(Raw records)

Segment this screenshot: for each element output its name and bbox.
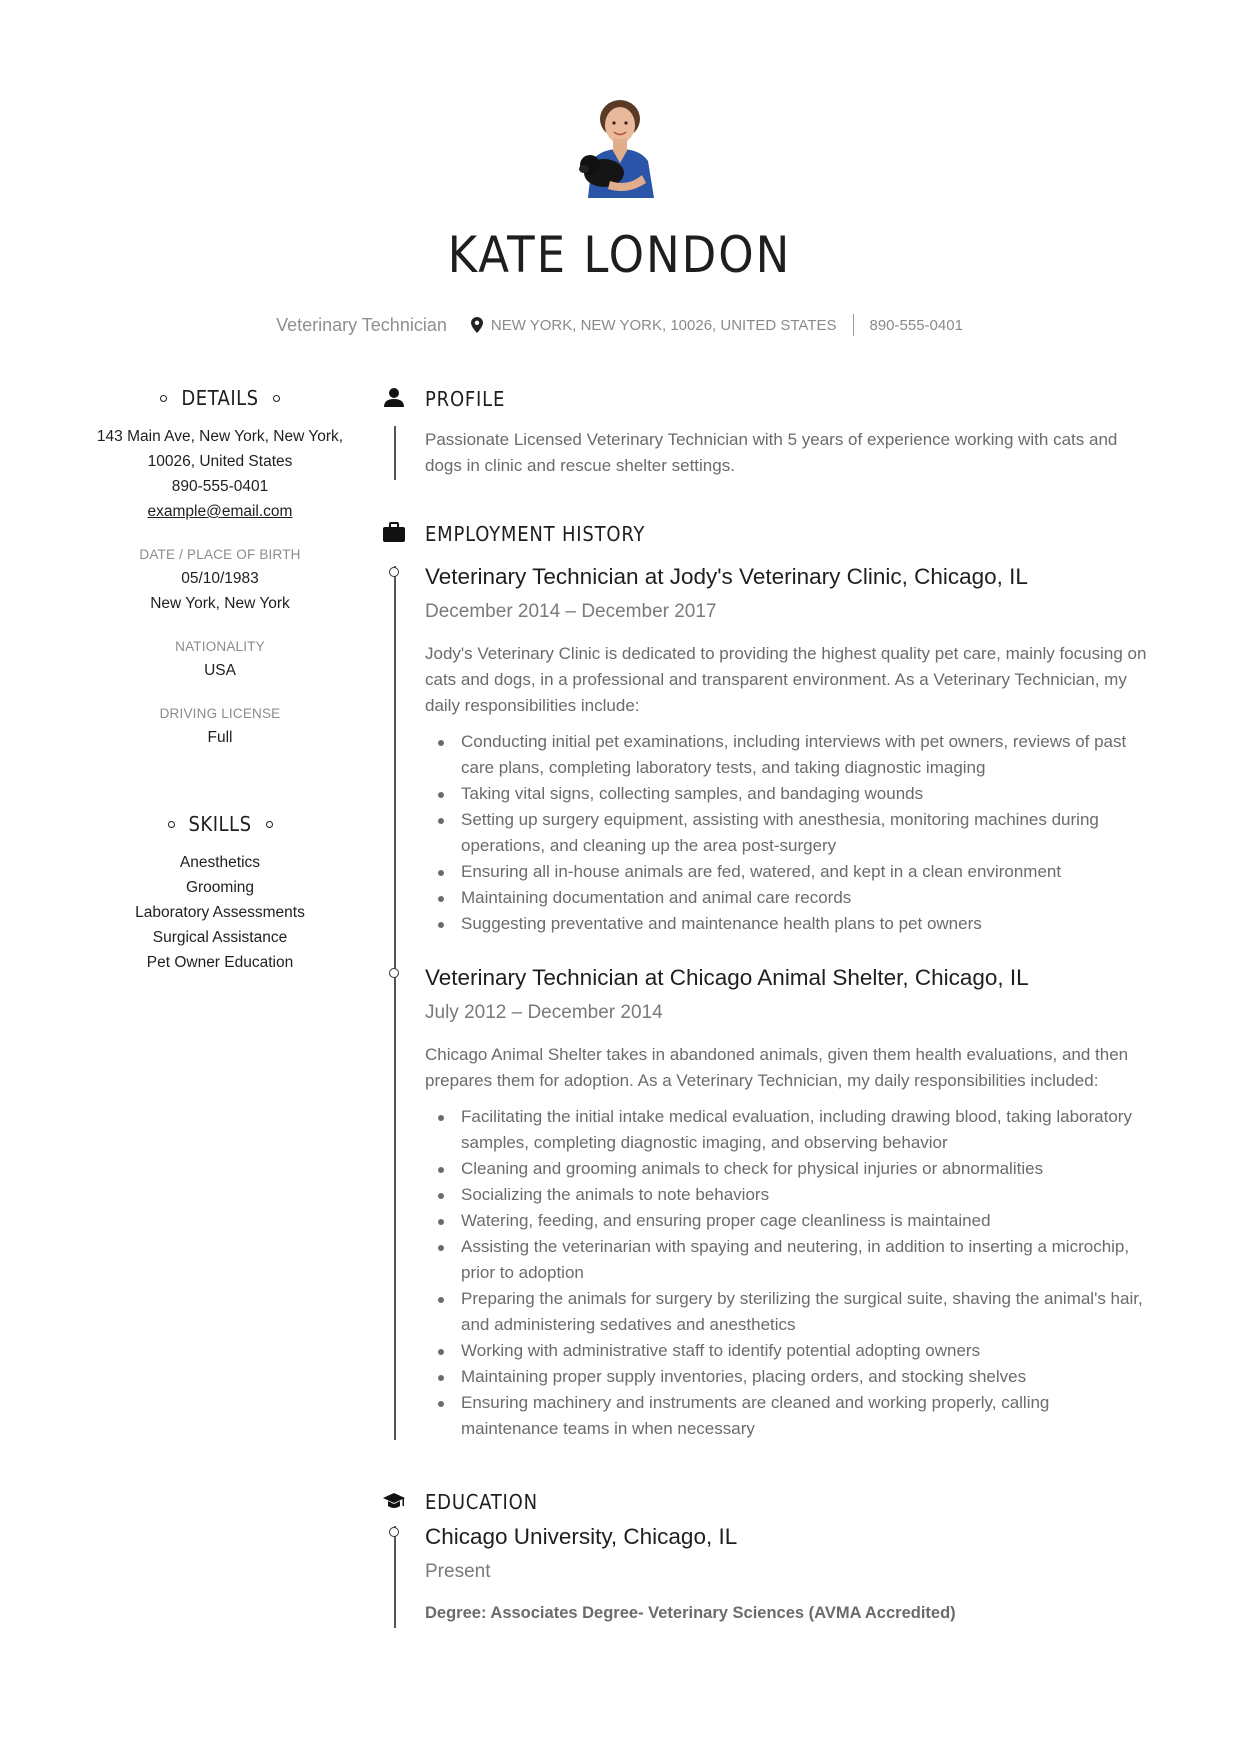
education-degree: Degree: Associates Degree- Veterinary Sciences (AVMA Accredited) bbox=[425, 1604, 956, 1622]
education-timeline-line bbox=[394, 1526, 396, 1628]
profile-timeline-line bbox=[394, 426, 396, 480]
skill-item: Grooming bbox=[185, 879, 255, 896]
nationality-label: NATIONALITY bbox=[175, 639, 265, 654]
license-value: Full bbox=[207, 729, 233, 746]
list-item: Preparing the animals for surgery by sterilizing the surgical suite, shaving the animal's hair, and administering sedatives and anesthetics bbox=[430, 1286, 1150, 1338]
ring-icon bbox=[160, 395, 167, 402]
profile-photo bbox=[570, 95, 666, 198]
skills-heading bbox=[95, 812, 345, 836]
timeline-dot bbox=[389, 567, 399, 577]
skills-heading-label: SKILLS bbox=[188, 812, 252, 836]
job-title-2: Veterinary Technician at Chicago Animal Shelter, Chicago, IL bbox=[425, 965, 1029, 990]
list-item: Taking vital signs, collecting samples, and bandaging wounds bbox=[430, 781, 1150, 807]
employment-heading-label: EMPLOYMENT HISTORY bbox=[425, 522, 646, 546]
ring-icon bbox=[273, 395, 280, 402]
location-pin-icon bbox=[471, 317, 483, 333]
skills-section bbox=[95, 812, 345, 975]
list-item: Cleaning and grooming animals to check for physical injuries or abnormalities bbox=[430, 1156, 1150, 1182]
profile-heading-label: PROFILE bbox=[425, 387, 506, 411]
header-separator bbox=[853, 314, 854, 336]
dob-label: DATE / PLACE OF BIRTH bbox=[139, 547, 301, 562]
school-name: Chicago University, Chicago, IL bbox=[425, 1524, 738, 1549]
email-link[interactable]: example@email.com bbox=[147, 503, 293, 520]
address-line1: 143 Main Ave, New York, New York, bbox=[96, 428, 344, 445]
list-item: Ensuring machinery and instruments are cleaned and working properly, calling maintenance teams in when necessary bbox=[430, 1390, 1150, 1442]
list-item: Socializing the animals to note behaviors bbox=[430, 1182, 1150, 1208]
list-item: Maintaining documentation and animal care records bbox=[430, 885, 1150, 911]
nationality-value: USA bbox=[204, 662, 236, 679]
details-heading-label: DETAILS bbox=[181, 386, 259, 410]
license-label: DRIVING LICENSE bbox=[159, 706, 281, 721]
list-item: Conducting initial pet examinations, including interviews with pet owners, reviews of past care plans, completing laboratory tests, and taking diagnostic imaging bbox=[430, 729, 1150, 781]
job-dates-2: July 2012 – December 2014 bbox=[425, 1002, 663, 1023]
candidate-name: KATE LONDON bbox=[447, 226, 792, 284]
list-item: Watering, feeding, and ensuring proper cage cleanliness is maintained bbox=[430, 1208, 1150, 1234]
skill-item: Surgical Assistance bbox=[152, 929, 288, 946]
details-phone: 890-555-0401 bbox=[171, 478, 269, 495]
ring-icon bbox=[168, 821, 175, 828]
ring-icon bbox=[266, 821, 273, 828]
list-item: Working with administrative staff to identify potential adopting owners bbox=[430, 1338, 1150, 1364]
address-line2: 10026, United States bbox=[147, 453, 293, 470]
employment-timeline-line bbox=[394, 566, 396, 1440]
list-item: Ensuring all in-house animals are fed, watered, and kept in a clean environment bbox=[430, 859, 1150, 885]
list-item: Suggesting preventative and maintenance health plans to pet owners bbox=[430, 911, 1150, 937]
profile-text: Passionate Licensed Veterinary Technician with 5 years of experience working with cats and dogs in clinic and rescue shelter settings. bbox=[425, 430, 1118, 475]
briefcase-icon bbox=[383, 521, 405, 543]
profile-heading bbox=[383, 387, 505, 411]
timeline-dot bbox=[389, 968, 399, 978]
header-phone: 890-555-0401 bbox=[869, 316, 963, 334]
job-bullets-1 bbox=[430, 729, 1150, 937]
education-heading bbox=[383, 1490, 538, 1514]
list-item: Facilitating the initial intake medical evaluation, including drawing blood, taking laboratory samples, completing diagnostic imaging, and observing behavior bbox=[430, 1104, 1150, 1156]
person-icon bbox=[383, 387, 405, 409]
job-description-2: Chicago Animal Shelter takes in abandoned animals, given them health evaluations, and then prepares them for adoption. As a Veterinary Technician, my daily responsibilities included: bbox=[425, 1045, 1129, 1090]
dob-value: 05/10/1983 bbox=[181, 570, 259, 587]
timeline-dot bbox=[389, 1527, 399, 1537]
graduation-cap-icon bbox=[383, 1490, 405, 1512]
list-item: Assisting the veterinarian with spaying and neutering, in addition to inserting a microchip, prior to adoption bbox=[430, 1234, 1150, 1286]
list-item: Maintaining proper supply inventories, placing orders, and stocking shelves bbox=[430, 1364, 1150, 1390]
job-dates-1: December 2014 – December 2017 bbox=[425, 601, 717, 622]
skill-item: Pet Owner Education bbox=[146, 954, 294, 971]
skill-item: Anesthetics bbox=[179, 854, 261, 871]
header-location: NEW YORK, NEW YORK, 10026, UNITED STATES bbox=[490, 316, 837, 334]
details-section bbox=[95, 386, 345, 750]
education-heading-label: EDUCATION bbox=[425, 1490, 538, 1514]
skill-item: Laboratory Assessments bbox=[135, 904, 305, 921]
header-subline bbox=[0, 313, 1239, 337]
job-bullets-2 bbox=[430, 1104, 1150, 1442]
details-heading bbox=[95, 386, 345, 410]
birthplace-value: New York, New York bbox=[150, 595, 290, 612]
job-description-1: Jody's Veterinary Clinic is dedicated to providing the highest quality pet care, mainly focusing on cats and dogs, in a professional and transparent environment. As a Veterinary Technician, my daily responsibilities include: bbox=[425, 644, 1147, 715]
job-title-1: Veterinary Technician at Jody's Veterinary Clinic, Chicago, IL bbox=[425, 564, 1028, 589]
education-dates: Present bbox=[425, 1561, 491, 1582]
list-item: Setting up surgery equipment, assisting with anesthesia, monitoring machines during operations, and cleaning up the area post-surgery bbox=[430, 807, 1150, 859]
job-title: Veterinary Technician bbox=[276, 314, 447, 335]
employment-heading bbox=[383, 522, 645, 546]
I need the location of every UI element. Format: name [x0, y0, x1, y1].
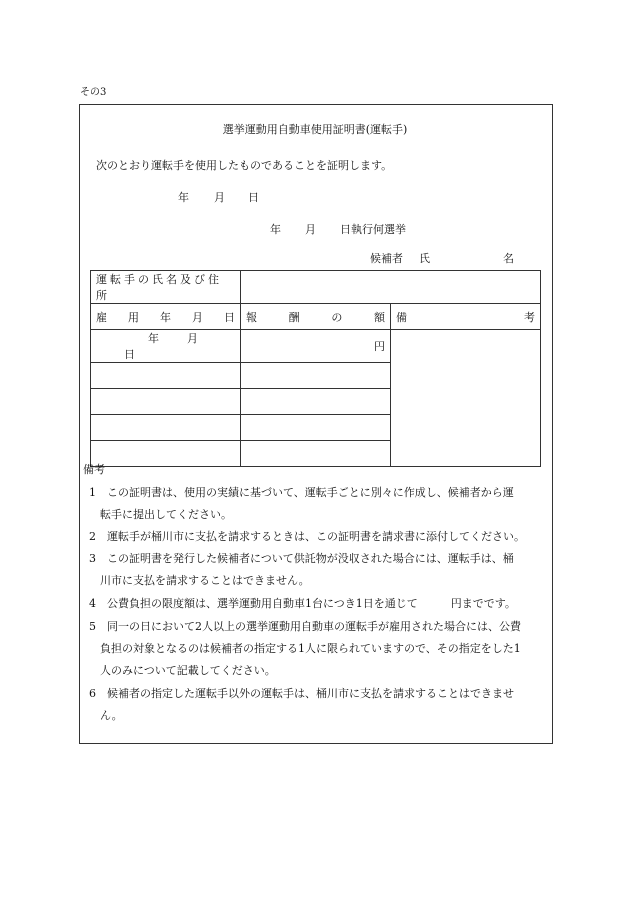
fee-cell: [241, 363, 391, 389]
note-line: 6 候補者の指定した運転手以外の運転手は、桶川市に支払を請求することはできませ: [89, 687, 514, 700]
election-day-label: 日執行何選挙: [340, 223, 406, 236]
note-line: 川市に支払を請求することはできません。: [100, 574, 310, 587]
name-address-row: [91, 271, 541, 304]
note-item-3: [89, 548, 547, 592]
candidate-mei: 名: [503, 252, 514, 265]
driver-usage-table: [90, 270, 541, 467]
employment-date-cell: [91, 389, 241, 415]
employment-date-cell: [91, 363, 241, 389]
note-line: ん。: [100, 709, 123, 722]
note-line: 5 同一の日において2人以上の選挙運動用自動車の運転手が雇用された場合には、公費: [89, 620, 521, 633]
note-item-6: [89, 683, 547, 727]
issue-date-month: 月: [214, 191, 225, 204]
form-number: その3: [80, 87, 107, 98]
issue-date-day: 日: [248, 191, 259, 204]
name-address-label: 運転手の氏名及び住所: [91, 271, 241, 304]
note-line: 2 運転手が桶川市に支払を請求するときは、この証明書を請求書に添付してください。: [89, 530, 525, 543]
candidate-shi: 氏: [419, 252, 430, 265]
fee-cell: 円: [241, 330, 391, 363]
table-row: [91, 330, 541, 363]
document-title: 選挙運動用自動車使用証明書(運転手): [222, 123, 408, 136]
note-line: 負担の対象となるのは候補者の指定する1人に限られていますので、その指定をした1: [100, 642, 521, 655]
certification-statement: 次のとおり運転手を使用したものであることを証明します。: [96, 159, 393, 172]
note-line: 1 この証明書は、使用の実績に基づいて、運転手ごとに別々に作成し、候補者から運: [89, 486, 514, 499]
employment-date-cell: [91, 441, 241, 467]
fee-cell: [241, 389, 391, 415]
note-item-1: [89, 482, 547, 526]
name-address-value: [241, 271, 541, 304]
note-line: 転手に提出してください。: [100, 508, 232, 521]
election-year: 年: [270, 223, 281, 236]
note-line: 4 公費負担の限度額は、選挙運動用自動車1台につき1日を通じて 円までです。: [89, 597, 516, 610]
fee-header: 報 酬 の 額: [241, 304, 391, 330]
note-item-5: [89, 616, 547, 682]
employment-date-header: 雇 用 年 月 日: [91, 304, 241, 330]
remarks-header: 備 考: [391, 304, 541, 330]
note-line: 3 この証明書を発行した候補者について供託物が没収された場合には、運転手は、桶: [89, 552, 514, 565]
issue-date-year: 年: [178, 191, 189, 204]
employment-date-cell: [91, 415, 241, 441]
candidate-label: 候補者: [370, 252, 403, 265]
fee-cell: [241, 415, 391, 441]
note-item-4: [89, 593, 547, 615]
election-month: 月: [305, 223, 316, 236]
note-line: 人のみについて記載してください。: [100, 664, 276, 677]
remarks-cell: [391, 330, 541, 467]
note-item-2: [89, 526, 547, 548]
notes-header: 備考: [83, 463, 105, 476]
header-row: [91, 304, 541, 330]
fee-cell: [241, 441, 391, 467]
employment-date-cell: 年 月日: [91, 330, 241, 363]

_Short task_
Convert everything from the line containing "education-degree: Degree: Associates" down to the line containing "nationality-label: NATIONALITY bbox=[175, 639, 265, 654]", both included, into a JSON list of strings with one string per line, skipping blank lines.

_Written answer_
[
  "education-degree: Degree: Associates Degree- Veterinary Sciences (AVMA Accredited) bbox=[425, 1604, 956, 1622]",
  "education-timeline-line bbox=[394, 1526, 396, 1628]",
  "profile-timeline-line bbox=[394, 426, 396, 480]",
  "skill-item: Grooming bbox=[185, 879, 255, 896]",
  "nationality-label: NATIONALITY bbox=[175, 639, 265, 654]"
]